**DAFTAR TUGAS:**
• A. Tulis ulang bagian teks tentang bekas preman Jakarta yang dimulai dengan "Di antara beberapa" dan berlanjut sampai "Istimewa (PI) nya.". Ganti "Klender" dengan "Cakung".
• B. Sebutkan semua nama dan ejaan yang dipakai teks tentang bekas preman Jakarta untuk menyebut Imam Syafe’i.

**TEKS SUMBER:**
▼

Minggu, 05 April 2015

Bekas Preman Jakarta Yang Jadi Menteri

Revolusi kemerdekan turut berkontribusi melahirkan jagoan-jagoan wilayah yang juga tercatat sebagai pejuang kemerdekaan.

Di antara beberapa nama yang pernah muncul adalah Haji Darip dengan Barisan Rakyat (Bara) yang menguasai wilayah Klender dan sekitarnya, ada Misnan dari Kampung Bali, dan Imam Syafe’i (ada juga yang menulis Syafi’i) atau Bang Pi’i atau Sape’i dengan Pasukan Istimewa (PI) nya.

▲

**DATA TERSEDIA:**
▼

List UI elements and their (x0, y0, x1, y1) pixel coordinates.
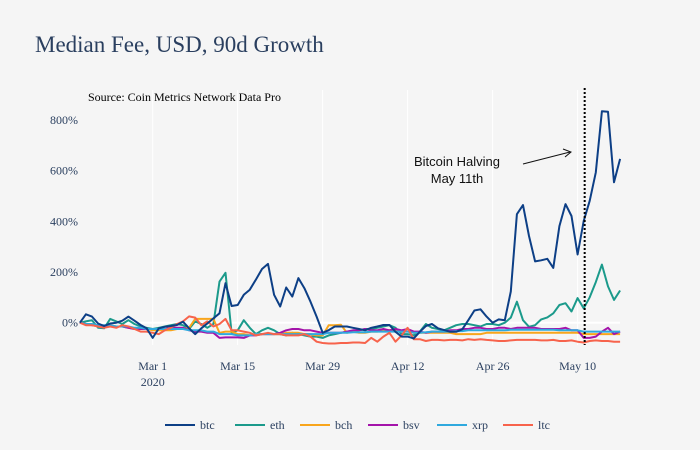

▲

**JAWABAN TIAP TUGAS:**
• A.
Di antara beberapa nama yang pernah muncul adalah Haji Darip dengan Barisan Rakyat (Bara) yang menguasai wilayah Cakung dan sekitarnya, ada Misnan dari Kampung Bali, dan Imam Syafe’i (ada juga yang menulis Syafi’i) atau Bang Pi’i atau Sape’i dengan Pasukan Istimewa (PI) nya.

• B. Imam Syafe’i, Syafi’i, Bang Pi’i, Sape’i